§ **Extract to read**:
● ● ● ● ●

# keep this setup design or change it?for giant desert hairy scorpion



## lampropeltis (Jun 21, 2007)

ive constructed this today for my new giant desert hairy scorpion
that i will hopefully be picking up tomorow morning
on the onehand i think its cool
but i think its a bit naff too
so i wanna know what you think i should do
its made from sand and pieces of slate
some piccy's -->








from above








above again








along the floor








the cave area








inside the cave


----------



## Neil (Jul 31, 2007)

Assuming they should be kept on sand , i think its great mate !!

Just make sure there is no chance of that slate collapsing on the scorps : victory:


----------



## SiUK (Feb 15, 2007)

it looks good I recon, could the sand possibly be a little damp though?


----------



## lampropeltis (Jun 21, 2007)

the sand is slightly damp
but its airing out at the mo in the kitchen
i was going to put it out in the sun to dry
but next doors cat will crap in it


----------



## SiUK (Feb 15, 2007)

lol I have this great thing in the garden that my grandad made my mum its like a little miniture greenhouse and it has a lid on top that you can lift up, and put seedlings under so all things that need to dry out or defrost go in there. because the lids made of glass it gets nice and warm.


----------



## Pincers n Paws (Aug 22, 2007)

Looks good mate, as already asked is the slate secure?
Do you use playpit sand for your desert species?


----------



## lampropeltis (Jun 21, 2007)

no i got some t-rex stuff from the shop whilst i was there
by the time youve washed playsand and baked it
its not realy worth the messin about


----------



## lampropeltis (Jun 21, 2007)

5 votes at the mo
all saying its cool


----------



## greenwood777 (Aug 18, 2007)

looks like the wrong sand man. use finer sand that yiou can buy from specialist reptile stores.

looks good to me though, make sure the slate doesnt collapse


----------



## lampropeltis (Jun 21, 2007)

its t-rex scorpion sand m8
its perfect


----------



## lampropeltis (Jun 21, 2007)

anyway
the giant desert hairys here
ive changed it
will post piccys in a min


----------



## lampropeltis (Jun 21, 2007)




----------



## Pincers n Paws (Aug 22, 2007)

The piccies wont enlarge! Looks a beast mate, what size is it?


----------



## lampropeltis (Jun 21, 2007)

about 10cm/4" ish
dunno what it would be flat prob 16-17cm ish


----------



## lampropeltis (Jun 21, 2007)




----------



## lampropeltis (Jun 21, 2007)

it looks so much like a yellow fat tail
and as you can see the tail is huge
but im sure its arizonensis
which is what peregrine are selling it as


----------



## Incubuss (Dec 19, 2006)

● ● ● ● ●

§ **Directions**:
1. According to the forum thread about the giant desert hairy scorpion enclosure, what materials was the original setup made from?
2. Write the next part of the forum thread about the giant desert hairy scorpion enclosure, picking up from the point at which it stops.

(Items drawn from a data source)
● ● ● ● ●

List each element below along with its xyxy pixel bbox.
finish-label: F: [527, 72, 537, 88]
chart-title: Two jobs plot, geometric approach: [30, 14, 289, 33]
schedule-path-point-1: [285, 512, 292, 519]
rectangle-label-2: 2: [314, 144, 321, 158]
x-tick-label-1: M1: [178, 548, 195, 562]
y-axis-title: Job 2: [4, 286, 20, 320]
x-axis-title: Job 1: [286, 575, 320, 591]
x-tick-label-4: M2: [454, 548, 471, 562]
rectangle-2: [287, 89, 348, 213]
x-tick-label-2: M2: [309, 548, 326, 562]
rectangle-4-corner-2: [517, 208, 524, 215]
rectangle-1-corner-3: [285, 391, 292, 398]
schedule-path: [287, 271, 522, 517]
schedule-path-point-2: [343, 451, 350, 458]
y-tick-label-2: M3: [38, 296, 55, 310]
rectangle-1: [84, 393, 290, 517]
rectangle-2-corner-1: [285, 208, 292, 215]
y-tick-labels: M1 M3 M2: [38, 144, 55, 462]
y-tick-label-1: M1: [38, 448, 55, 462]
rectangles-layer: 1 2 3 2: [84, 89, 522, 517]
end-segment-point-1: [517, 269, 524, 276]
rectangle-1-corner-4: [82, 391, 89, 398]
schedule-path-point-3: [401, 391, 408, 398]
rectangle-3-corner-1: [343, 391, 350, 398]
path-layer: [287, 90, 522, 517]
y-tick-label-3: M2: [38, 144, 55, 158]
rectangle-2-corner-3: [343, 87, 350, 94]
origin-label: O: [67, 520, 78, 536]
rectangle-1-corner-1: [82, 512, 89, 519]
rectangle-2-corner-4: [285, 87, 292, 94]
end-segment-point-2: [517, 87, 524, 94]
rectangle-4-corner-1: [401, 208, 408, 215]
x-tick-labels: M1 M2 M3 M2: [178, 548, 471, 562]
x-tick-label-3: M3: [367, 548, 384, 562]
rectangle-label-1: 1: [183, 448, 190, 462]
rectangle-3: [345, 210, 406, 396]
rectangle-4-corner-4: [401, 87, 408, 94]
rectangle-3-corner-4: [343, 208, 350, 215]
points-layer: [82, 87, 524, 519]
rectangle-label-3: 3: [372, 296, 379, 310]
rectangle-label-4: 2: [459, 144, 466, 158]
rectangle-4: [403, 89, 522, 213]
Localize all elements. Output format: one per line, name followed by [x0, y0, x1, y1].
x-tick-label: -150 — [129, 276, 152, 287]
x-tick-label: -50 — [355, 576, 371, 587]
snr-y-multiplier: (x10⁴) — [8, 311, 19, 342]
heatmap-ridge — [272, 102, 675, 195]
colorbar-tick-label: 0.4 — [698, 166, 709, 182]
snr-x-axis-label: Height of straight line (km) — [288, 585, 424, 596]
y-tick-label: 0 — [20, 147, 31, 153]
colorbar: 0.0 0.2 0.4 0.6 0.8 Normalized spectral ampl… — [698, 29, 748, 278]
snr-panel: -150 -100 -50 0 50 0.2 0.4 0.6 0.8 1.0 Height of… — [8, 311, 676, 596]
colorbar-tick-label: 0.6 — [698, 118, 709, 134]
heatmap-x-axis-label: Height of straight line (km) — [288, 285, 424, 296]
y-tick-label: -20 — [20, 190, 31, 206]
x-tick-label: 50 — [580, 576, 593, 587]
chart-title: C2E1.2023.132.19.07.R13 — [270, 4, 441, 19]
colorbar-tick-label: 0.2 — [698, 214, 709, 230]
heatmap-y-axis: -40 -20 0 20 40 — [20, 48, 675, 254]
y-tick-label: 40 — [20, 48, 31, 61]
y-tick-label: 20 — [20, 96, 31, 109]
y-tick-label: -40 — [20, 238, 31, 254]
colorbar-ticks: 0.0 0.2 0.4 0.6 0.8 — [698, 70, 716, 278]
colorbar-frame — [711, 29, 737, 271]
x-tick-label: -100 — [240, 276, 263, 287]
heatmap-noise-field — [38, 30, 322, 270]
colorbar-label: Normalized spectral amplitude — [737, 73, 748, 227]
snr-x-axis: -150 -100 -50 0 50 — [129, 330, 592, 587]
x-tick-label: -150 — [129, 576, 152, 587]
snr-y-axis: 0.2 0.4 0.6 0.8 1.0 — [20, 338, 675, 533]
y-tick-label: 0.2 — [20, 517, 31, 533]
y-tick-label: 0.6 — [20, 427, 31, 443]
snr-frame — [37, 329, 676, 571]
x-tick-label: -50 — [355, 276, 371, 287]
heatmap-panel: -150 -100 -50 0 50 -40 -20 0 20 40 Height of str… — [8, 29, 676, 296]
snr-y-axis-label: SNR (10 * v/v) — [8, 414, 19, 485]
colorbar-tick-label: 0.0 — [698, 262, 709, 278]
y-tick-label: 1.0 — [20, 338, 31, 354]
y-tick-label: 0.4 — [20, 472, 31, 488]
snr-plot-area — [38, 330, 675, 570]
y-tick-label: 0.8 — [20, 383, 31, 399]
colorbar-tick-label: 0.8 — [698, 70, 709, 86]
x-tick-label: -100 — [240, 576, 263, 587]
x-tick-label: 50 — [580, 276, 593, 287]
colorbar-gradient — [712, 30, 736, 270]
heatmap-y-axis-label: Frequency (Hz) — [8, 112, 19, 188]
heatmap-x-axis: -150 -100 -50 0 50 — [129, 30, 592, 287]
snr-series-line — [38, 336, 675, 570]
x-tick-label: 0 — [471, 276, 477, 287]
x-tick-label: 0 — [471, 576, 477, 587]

● ● ● ● ●

§ **The answers**:
1. Sand and pieces of slate.

2.
The fat yellow tail has a darker part on the last segment of the tail, just before the stinger. Can't really see it the pic, but if it does have the darker part. BE CAREFUL!


----------



## lampropeltis (Jun 21, 2007)

cheers incubus il have a look now


----------



## lampropeltis (Jun 21, 2007)

the telson and tail is all yellow
except the actual point of the telson
which is black


----------



## C_Strike (Feb 20, 2007)

trust me if a seller sells you something like this with a false ID then they dont deserve to be in business.
Its incredibly unlikely.

Heres how to tell if its androctonus..
There is a marked thickness and width of the postabdominal segments...
deep concavity dorsally on each postabdominal segment, this adds to the dorsal keels, These are often serrated.
They are like hadrurs, as they have a variable colour to them, thats based on location

A australis - the fifth segment is darker than the rest of the body, this is true of the pedipalps, and sometimes true with the fourth.
10cm+
the holotype was 96mm.

The scorp looks very nice though!
My vote is H arizonensis (not spadix from that pic)


----------



## lampropeltis (Jun 21, 2007)

C_Strike said:


> My vote is H arizonensis


thats what it was sold as
and as for the tail its only the telson which is darker
not the gland just the point


----------



## C_Strike (Feb 20, 2007)

H arizonensis = they have a consistant yellow triangle from the chelicerae, over the lateral eyes, thats when compared to the uniformly coloured spadix


----------



## zoe6660 (Jun 3, 2007)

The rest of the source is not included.